» Your objective
Everything from the line that contains "Enumerate this screenshot's" through the final line of the records should be written out exactly, and nothing outside that span.

» Stored data
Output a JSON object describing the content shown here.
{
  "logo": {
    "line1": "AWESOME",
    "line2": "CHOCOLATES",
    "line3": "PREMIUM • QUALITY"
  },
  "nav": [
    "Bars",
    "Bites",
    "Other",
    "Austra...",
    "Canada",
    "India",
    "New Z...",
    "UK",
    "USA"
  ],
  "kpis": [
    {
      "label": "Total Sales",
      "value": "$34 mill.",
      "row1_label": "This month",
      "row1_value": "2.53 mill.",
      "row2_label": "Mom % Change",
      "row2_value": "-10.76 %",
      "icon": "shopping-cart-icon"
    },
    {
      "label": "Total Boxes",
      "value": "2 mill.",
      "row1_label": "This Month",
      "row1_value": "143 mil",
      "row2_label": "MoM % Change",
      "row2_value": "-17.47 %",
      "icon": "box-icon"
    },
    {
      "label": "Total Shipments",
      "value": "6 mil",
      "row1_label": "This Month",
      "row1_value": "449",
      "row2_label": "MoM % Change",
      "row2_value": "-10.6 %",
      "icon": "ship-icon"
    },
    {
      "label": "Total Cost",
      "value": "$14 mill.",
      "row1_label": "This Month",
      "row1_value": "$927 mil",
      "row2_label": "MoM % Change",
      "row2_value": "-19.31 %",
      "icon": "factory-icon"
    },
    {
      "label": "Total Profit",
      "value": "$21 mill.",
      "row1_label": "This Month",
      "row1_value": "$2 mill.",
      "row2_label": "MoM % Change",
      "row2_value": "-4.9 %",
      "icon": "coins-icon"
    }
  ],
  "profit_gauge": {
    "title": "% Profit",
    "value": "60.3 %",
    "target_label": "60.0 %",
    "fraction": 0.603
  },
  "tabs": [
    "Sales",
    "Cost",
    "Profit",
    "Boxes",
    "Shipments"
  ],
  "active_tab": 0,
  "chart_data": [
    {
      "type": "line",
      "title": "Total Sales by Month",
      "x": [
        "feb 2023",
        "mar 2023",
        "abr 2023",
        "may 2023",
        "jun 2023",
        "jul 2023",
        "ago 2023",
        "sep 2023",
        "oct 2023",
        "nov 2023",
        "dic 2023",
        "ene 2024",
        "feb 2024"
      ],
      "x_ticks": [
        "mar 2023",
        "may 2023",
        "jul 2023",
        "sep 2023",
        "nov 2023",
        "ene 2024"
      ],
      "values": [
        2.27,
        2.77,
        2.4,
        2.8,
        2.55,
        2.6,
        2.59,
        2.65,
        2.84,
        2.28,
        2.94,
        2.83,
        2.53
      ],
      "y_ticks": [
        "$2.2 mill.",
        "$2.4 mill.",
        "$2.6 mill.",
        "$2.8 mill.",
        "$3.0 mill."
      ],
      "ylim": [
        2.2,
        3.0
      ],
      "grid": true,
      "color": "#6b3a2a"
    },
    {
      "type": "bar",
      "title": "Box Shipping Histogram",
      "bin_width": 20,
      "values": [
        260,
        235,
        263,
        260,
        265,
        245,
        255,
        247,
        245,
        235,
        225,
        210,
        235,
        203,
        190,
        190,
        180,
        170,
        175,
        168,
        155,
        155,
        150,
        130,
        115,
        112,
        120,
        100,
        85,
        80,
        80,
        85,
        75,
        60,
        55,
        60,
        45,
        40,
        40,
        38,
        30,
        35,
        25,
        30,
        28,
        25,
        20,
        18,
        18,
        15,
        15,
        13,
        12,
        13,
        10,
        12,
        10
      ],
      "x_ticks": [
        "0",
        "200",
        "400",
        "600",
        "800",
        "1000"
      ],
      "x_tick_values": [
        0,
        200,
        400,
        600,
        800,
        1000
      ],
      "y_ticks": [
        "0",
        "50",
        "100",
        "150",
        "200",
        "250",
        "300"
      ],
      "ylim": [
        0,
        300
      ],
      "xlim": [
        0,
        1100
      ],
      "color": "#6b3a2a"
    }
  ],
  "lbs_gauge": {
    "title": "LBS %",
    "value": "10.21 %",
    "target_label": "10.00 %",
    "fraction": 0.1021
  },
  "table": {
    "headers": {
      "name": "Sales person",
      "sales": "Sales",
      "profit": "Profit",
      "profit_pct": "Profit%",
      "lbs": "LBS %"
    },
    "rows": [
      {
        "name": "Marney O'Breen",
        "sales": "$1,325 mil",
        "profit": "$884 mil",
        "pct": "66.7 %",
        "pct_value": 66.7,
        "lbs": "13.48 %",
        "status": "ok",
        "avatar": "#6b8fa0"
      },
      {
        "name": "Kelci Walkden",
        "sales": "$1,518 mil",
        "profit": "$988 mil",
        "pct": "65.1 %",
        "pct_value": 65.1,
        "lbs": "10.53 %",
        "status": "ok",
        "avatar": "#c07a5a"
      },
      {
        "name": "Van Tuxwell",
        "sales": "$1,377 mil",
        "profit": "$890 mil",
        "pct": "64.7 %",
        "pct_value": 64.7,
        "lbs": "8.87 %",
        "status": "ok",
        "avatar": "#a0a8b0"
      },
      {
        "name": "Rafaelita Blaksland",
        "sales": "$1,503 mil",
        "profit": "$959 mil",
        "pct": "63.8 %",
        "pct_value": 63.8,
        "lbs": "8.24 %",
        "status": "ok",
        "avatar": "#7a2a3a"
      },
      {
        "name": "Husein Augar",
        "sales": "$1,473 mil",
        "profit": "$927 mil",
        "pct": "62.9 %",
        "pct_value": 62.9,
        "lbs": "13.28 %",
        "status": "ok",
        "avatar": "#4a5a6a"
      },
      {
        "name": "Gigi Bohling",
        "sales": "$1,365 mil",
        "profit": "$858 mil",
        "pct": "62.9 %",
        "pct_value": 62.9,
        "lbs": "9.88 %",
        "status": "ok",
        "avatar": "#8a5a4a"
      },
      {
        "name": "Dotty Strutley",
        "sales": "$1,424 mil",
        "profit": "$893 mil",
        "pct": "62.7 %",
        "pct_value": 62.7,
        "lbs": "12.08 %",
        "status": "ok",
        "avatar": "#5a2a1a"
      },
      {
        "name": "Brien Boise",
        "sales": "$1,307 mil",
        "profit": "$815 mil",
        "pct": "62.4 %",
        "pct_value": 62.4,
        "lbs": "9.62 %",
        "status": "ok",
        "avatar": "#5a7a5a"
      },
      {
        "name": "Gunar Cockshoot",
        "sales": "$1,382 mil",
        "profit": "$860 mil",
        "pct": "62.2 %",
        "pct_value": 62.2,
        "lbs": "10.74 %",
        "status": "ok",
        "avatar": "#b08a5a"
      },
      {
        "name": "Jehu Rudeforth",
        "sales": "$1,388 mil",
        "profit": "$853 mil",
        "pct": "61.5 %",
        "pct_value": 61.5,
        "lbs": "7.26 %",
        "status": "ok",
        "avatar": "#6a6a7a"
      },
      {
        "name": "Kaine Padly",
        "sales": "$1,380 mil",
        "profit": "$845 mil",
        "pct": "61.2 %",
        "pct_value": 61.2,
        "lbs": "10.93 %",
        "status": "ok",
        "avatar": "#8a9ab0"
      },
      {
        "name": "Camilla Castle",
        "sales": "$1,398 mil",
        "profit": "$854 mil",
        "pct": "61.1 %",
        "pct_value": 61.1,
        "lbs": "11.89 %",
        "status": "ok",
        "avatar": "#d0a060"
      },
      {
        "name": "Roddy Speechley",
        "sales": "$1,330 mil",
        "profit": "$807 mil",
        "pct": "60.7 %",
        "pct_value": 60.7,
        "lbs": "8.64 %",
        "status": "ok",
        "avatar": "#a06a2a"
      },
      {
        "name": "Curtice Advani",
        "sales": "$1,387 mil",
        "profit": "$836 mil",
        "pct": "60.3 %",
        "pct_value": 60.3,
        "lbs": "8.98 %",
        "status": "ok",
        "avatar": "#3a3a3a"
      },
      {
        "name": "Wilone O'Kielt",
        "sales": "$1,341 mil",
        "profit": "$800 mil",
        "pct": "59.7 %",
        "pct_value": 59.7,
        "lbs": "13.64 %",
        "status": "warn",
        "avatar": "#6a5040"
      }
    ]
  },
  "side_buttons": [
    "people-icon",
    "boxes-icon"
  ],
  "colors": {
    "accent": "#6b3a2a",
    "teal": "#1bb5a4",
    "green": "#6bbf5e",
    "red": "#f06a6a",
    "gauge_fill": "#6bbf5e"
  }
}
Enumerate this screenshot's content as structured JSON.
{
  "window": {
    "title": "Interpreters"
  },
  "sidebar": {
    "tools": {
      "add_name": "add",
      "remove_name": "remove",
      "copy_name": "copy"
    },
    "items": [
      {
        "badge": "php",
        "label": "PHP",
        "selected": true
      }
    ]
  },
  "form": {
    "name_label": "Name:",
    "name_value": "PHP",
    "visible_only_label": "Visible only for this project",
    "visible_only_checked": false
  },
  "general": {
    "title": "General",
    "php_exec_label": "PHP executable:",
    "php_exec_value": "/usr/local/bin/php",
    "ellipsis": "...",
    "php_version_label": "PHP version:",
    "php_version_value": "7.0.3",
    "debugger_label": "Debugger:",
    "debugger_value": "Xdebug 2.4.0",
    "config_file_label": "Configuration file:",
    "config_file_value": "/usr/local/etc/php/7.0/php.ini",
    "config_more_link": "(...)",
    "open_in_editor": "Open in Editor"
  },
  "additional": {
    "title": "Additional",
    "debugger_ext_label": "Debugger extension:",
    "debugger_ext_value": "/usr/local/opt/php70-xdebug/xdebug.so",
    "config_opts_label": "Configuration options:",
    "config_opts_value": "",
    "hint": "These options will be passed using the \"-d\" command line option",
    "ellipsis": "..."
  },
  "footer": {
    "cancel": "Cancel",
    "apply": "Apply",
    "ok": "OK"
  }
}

» Full solution
Enumerate this screenshot's content as structured JSON.
{
  "window": {
    "title": "Interpreters"
  },
  "sidebar": {
    "tools": {
      "add_name": "add",
      "remove_name": "remove",
      "copy_name": "copy"
    },
    "items": [
      {
        "badge": "php",
        "label": "PHP",
        "selected": true
      }
    ]
  },
  "form": {
    "name_label": "Name:",
    "name_value": "PHP",
    "visible_only_label": "Visible only for this project",
    "visible_only_checked": false
  },
  "general": {
    "title": "General",
    "php_exec_label": "PHP executable:",
    "php_exec_value": "/usr/local/bin/php",
    "ellipsis": "...",
    "php_version_label": "PHP version:",
    "php_version_value": "7.0.3",
    "debugger_label": "Debugger:",
    "debugger_value": "Xdebug 2.4.0",
    "config_file_label": "Configuration file:",
    "config_file_value": "/usr/local/etc/php/7.0/php.ini",
    "config_more_link": "(...)",
    "open_in_editor": "Open in Editor"
  },
  "additional": {
    "title": "Additional",
    "debugger_ext_label": "Debugger extension:",
    "debugger_ext_value": "/usr/local/opt/php70-xdebug/xdebug.so",
    "config_opts_label": "Configuration options:",
    "config_opts_value": "",
    "hint": "These options will be passed using the \"-d\" command line option",
    "ellipsis": "..."
  },
  "footer": {
    "cancel": "Cancel",
    "apply": "Apply",
    "ok": "OK"
  }
}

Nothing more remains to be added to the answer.